== Entries ==

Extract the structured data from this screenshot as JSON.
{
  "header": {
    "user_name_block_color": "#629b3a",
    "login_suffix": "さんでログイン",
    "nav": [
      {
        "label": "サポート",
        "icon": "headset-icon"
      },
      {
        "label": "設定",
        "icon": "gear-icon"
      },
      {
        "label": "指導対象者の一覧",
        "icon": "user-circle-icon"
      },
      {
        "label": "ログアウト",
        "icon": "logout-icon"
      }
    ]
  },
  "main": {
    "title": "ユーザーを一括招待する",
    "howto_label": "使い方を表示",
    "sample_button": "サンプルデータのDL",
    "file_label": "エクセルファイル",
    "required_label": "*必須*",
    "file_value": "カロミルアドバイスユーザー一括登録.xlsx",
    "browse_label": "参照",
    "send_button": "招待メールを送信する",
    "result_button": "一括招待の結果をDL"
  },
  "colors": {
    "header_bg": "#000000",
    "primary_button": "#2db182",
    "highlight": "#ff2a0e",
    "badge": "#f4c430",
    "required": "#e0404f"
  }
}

===

*Problem requirements*: Return the listing above in its exact form.

*Complete response*:
Extract the structured data from this screenshot as JSON.
{
  "header": {
    "user_name_block_color": "#629b3a",
    "login_suffix": "さんでログイン",
    "nav": [
      {
        "label": "サポート",
        "icon": "headset-icon"
      },
      {
        "label": "設定",
        "icon": "gear-icon"
      },
      {
        "label": "指導対象者の一覧",
        "icon": "user-circle-icon"
      },
      {
        "label": "ログアウト",
        "icon": "logout-icon"
      }
    ]
  },
  "main": {
    "title": "ユーザーを一括招待する",
    "howto_label": "使い方を表示",
    "sample_button": "サンプルデータのDL",
    "file_label": "エクセルファイル",
    "required_label": "*必須*",
    "file_value": "カロミルアドバイスユーザー一括登録.xlsx",
    "browse_label": "参照",
    "send_button": "招待メールを送信する",
    "result_button": "一括招待の結果をDL"
  },
  "colors": {
    "header_bg": "#000000",
    "primary_button": "#2db182",
    "highlight": "#ff2a0e",
    "badge": "#f4c430",
    "required": "#e0404f"
  }
}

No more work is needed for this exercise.